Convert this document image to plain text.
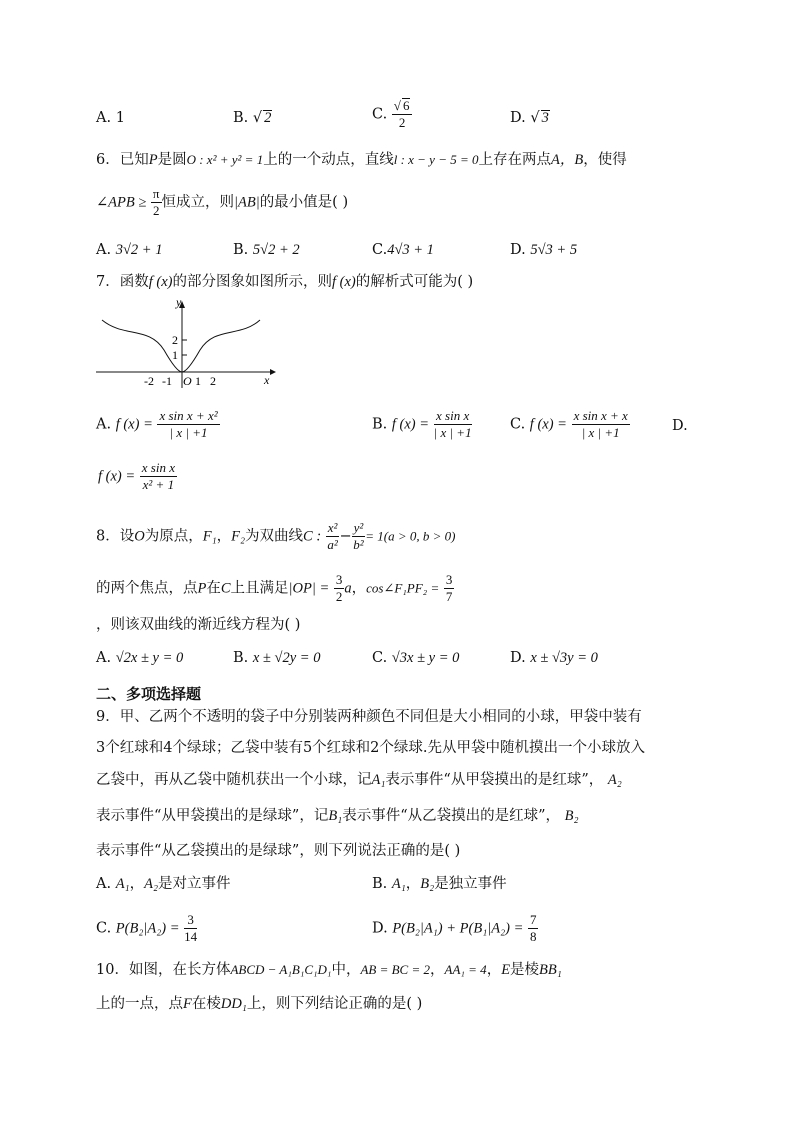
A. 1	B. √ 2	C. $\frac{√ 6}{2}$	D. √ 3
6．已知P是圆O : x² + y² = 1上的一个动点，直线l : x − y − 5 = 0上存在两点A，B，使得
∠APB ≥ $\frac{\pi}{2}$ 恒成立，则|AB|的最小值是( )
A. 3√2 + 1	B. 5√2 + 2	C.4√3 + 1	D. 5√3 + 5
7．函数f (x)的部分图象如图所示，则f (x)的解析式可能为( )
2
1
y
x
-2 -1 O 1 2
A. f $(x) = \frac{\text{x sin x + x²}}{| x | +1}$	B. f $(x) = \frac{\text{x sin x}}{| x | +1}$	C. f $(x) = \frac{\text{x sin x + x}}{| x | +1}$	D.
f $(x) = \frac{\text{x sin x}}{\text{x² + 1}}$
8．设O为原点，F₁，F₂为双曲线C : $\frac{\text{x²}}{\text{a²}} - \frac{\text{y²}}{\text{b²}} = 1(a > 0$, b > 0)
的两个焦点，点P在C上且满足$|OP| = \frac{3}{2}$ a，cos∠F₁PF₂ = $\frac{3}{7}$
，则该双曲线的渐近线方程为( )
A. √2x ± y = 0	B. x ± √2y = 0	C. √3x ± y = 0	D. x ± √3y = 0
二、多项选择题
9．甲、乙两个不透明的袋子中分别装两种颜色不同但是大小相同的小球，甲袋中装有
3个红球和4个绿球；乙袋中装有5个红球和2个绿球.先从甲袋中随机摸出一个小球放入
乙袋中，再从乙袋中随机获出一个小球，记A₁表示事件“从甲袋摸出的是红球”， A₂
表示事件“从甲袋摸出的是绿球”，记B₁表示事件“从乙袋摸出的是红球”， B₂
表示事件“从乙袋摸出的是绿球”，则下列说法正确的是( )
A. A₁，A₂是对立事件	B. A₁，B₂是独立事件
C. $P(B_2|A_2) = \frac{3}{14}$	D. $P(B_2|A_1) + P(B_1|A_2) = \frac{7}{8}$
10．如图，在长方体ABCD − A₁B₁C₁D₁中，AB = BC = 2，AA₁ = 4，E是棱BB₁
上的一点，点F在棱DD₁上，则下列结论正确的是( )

-------------------------

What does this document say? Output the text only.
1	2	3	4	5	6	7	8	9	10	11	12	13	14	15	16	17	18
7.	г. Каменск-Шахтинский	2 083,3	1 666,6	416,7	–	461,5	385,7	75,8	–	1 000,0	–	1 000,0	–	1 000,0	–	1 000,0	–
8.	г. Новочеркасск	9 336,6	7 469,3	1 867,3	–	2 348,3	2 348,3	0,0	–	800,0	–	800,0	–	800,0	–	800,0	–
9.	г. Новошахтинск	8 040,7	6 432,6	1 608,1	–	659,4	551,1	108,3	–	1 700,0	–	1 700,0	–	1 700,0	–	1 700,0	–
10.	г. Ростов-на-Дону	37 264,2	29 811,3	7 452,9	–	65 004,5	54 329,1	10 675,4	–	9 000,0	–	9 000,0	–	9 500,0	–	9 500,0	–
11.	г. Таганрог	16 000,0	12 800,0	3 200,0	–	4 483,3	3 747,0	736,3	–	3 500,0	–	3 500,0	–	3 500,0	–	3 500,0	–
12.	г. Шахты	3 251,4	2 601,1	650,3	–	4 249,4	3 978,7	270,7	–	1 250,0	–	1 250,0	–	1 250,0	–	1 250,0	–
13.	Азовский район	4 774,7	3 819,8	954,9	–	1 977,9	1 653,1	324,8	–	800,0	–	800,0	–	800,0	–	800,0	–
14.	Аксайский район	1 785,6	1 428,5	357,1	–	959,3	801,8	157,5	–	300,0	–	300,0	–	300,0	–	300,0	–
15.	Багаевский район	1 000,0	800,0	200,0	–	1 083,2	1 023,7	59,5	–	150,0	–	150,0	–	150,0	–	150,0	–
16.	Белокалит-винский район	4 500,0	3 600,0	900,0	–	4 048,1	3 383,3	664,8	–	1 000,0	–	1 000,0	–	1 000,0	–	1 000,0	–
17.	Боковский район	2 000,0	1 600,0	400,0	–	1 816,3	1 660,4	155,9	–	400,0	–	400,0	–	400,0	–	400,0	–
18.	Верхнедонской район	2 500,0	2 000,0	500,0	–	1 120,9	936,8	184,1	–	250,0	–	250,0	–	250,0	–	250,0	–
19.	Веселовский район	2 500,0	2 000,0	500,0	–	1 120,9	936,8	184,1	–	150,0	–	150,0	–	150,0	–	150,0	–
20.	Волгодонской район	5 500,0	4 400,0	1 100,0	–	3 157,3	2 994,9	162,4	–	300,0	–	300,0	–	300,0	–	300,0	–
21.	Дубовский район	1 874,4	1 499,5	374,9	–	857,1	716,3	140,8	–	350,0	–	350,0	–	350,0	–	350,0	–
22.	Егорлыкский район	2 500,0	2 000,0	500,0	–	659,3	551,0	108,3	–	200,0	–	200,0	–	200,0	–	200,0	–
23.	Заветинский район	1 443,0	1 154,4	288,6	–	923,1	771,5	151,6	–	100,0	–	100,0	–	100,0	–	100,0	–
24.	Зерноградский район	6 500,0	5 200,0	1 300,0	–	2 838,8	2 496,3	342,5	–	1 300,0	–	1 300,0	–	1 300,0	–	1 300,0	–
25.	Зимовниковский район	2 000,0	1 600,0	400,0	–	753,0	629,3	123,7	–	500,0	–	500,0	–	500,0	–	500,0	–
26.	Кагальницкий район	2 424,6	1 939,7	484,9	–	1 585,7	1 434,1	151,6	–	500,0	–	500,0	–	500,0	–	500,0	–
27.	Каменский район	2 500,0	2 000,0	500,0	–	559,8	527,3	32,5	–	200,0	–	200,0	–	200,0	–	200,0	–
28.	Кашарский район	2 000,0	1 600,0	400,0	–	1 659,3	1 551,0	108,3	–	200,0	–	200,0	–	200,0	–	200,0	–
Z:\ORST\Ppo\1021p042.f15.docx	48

-------------------------

Task to carry out: Lines holding the word "this" in the entries above are the ones to pull out. Copy them all.

Completed exercise:
Convert this document image to plain text.
What does this document say? Output the text only.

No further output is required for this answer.